(SHORT PROBLEM) Without the images, write out all of the following entries exactly.

(Dataset entries)
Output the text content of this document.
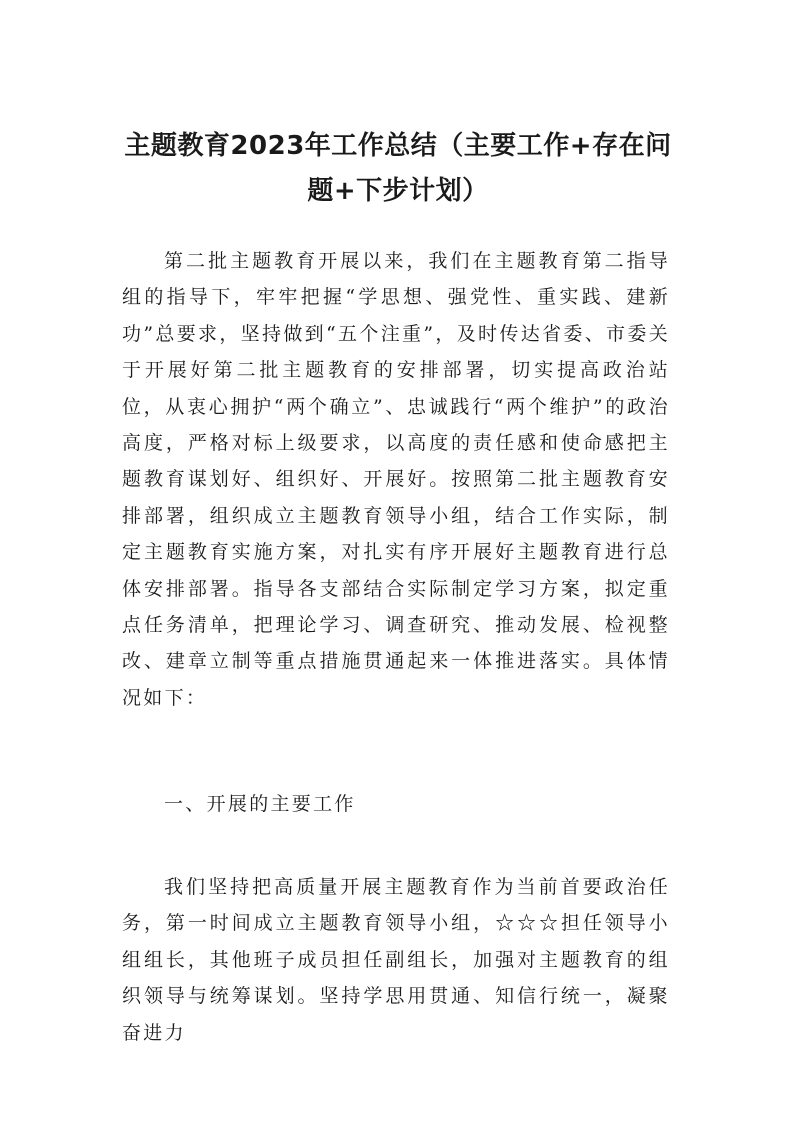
主题教育2023年工作总结（主要工作+存在问题+下步计划）

第二批主题教育开展以来，我们在主题教育第二指导组的指导下，牢牢把握“学思想、强党性、重实践、建新功”总要求，坚持做到“五个注重”，及时传达省委、市委关于开展好第二批主题教育的安排部署，切实提高政治站位，从衷心拥护“两个确立”、忠诚践行“两个维护”的政治高度，严格对标上级要求，以高度的责任感和使命感把主题教育谋划好、组织好、开展好。按照第二批主题教育安排部署，组织成立主题教育领导小组，结合工作实际，制定主题教育实施方案，对扎实有序开展好主题教育进行总体安排部署。指导各支部结合实际制定学习方案，拟定重点任务清单，把理论学习、调查研究、推动发展、检视整改、建章立制等重点措施贯通起来一体推进落实。具体情况如下：

一、开展的主要工作

我们坚持把高质量开展主题教育作为当前首要政治任务，第一时间成立主题教育领导小组，☆☆☆担任领导小组组长，其他班子成员担任副组长，加强对主题教育的组织领导与统筹谋划。坚持学思用贯通、知信行统一，凝聚奋进力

(CORRECT RESPONSE)
Output the text content of this document.
主题教育2023年工作总结（主要工作+存在问题+下步计划）

第二批主题教育开展以来，我们在主题教育第二指导组的指导下，牢牢把握“学思想、强党性、重实践、建新功”总要求，坚持做到“五个注重”，及时传达省委、市委关于开展好第二批主题教育的安排部署，切实提高政治站位，从衷心拥护“两个确立”、忠诚践行“两个维护”的政治高度，严格对标上级要求，以高度的责任感和使命感把主题教育谋划好、组织好、开展好。按照第二批主题教育安排部署，组织成立主题教育领导小组，结合工作实际，制定主题教育实施方案，对扎实有序开展好主题教育进行总体安排部署。指导各支部结合实际制定学习方案，拟定重点任务清单，把理论学习、调查研究、推动发展、检视整改、建章立制等重点措施贯通起来一体推进落实。具体情况如下：

一、开展的主要工作

我们坚持把高质量开展主题教育作为当前首要政治任务，第一时间成立主题教育领导小组，☆☆☆担任领导小组组长，其他班子成员担任副组长，加强对主题教育的组织领导与统筹谋划。坚持学思用贯通、知信行统一，凝聚奋进力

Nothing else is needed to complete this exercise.